[Task details] Write every record out again exactly as given.

[Dataset extract]
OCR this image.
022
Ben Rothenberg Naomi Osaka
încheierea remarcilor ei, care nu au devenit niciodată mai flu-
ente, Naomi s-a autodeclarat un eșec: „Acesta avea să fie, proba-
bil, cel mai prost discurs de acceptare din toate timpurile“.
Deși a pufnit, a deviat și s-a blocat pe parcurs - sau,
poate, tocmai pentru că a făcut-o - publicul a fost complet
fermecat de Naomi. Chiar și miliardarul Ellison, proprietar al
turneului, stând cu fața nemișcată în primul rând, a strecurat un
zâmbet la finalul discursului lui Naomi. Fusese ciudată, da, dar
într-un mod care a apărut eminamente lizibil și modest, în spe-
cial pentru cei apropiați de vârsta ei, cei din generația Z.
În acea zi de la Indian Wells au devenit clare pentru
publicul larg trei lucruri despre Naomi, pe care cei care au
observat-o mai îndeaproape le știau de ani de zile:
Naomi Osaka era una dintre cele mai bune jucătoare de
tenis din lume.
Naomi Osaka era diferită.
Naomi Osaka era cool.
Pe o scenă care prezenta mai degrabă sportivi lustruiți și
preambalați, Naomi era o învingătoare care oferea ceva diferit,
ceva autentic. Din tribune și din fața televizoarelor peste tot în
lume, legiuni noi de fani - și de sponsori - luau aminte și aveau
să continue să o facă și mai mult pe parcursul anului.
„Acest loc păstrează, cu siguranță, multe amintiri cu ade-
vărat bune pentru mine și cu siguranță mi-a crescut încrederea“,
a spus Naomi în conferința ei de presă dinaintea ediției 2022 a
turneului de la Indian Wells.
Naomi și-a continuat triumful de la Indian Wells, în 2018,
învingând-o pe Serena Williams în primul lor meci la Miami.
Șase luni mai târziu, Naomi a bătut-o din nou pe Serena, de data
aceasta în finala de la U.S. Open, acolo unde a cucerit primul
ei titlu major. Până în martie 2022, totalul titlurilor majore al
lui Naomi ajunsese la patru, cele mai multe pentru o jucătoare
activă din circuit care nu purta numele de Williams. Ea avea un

[Answer below]
OCR this image.
022
Ben Rothenberg Naomi Osaka
încheierea remarcilor ei, care nu au devenit niciodată mai flu-
ente, Naomi s-a autodeclarat un eșec: „Acesta avea să fie, proba-
bil, cel mai prost discurs de acceptare din toate timpurile“.
Deși a pufnit, a deviat și s-a blocat pe parcurs - sau,
poate, tocmai pentru că a făcut-o - publicul a fost complet
fermecat de Naomi. Chiar și miliardarul Ellison, proprietar al
turneului, stând cu fața nemișcată în primul rând, a strecurat un
zâmbet la finalul discursului lui Naomi. Fusese ciudată, da, dar
într-un mod care a apărut eminamente lizibil și modest, în spe-
cial pentru cei apropiați de vârsta ei, cei din generația Z.
În acea zi de la Indian Wells au devenit clare pentru
publicul larg trei lucruri despre Naomi, pe care cei care au
observat-o mai îndeaproape le știau de ani de zile:
Naomi Osaka era una dintre cele mai bune jucătoare de
tenis din lume.
Naomi Osaka era diferită.
Naomi Osaka era cool.
Pe o scenă care prezenta mai degrabă sportivi lustruiți și
preambalați, Naomi era o învingătoare care oferea ceva diferit,
ceva autentic. Din tribune și din fața televizoarelor peste tot în
lume, legiuni noi de fani - și de sponsori - luau aminte și aveau
să continue să o facă și mai mult pe parcursul anului.
„Acest loc păstrează, cu siguranță, multe amintiri cu ade-
vărat bune pentru mine și cu siguranță mi-a crescut încrederea“,
a spus Naomi în conferința ei de presă dinaintea ediției 2022 a
turneului de la Indian Wells.
Naomi și-a continuat triumful de la Indian Wells, în 2018,
învingând-o pe Serena Williams în primul lor meci la Miami.
Șase luni mai târziu, Naomi a bătut-o din nou pe Serena, de data
aceasta în finala de la U.S. Open, acolo unde a cucerit primul
ei titlu major. Până în martie 2022, totalul titlurilor majore al
lui Naomi ajunsese la patru, cele mai multe pentru o jucătoare
activă din circuit care nu purta numele de Williams. Ea avea un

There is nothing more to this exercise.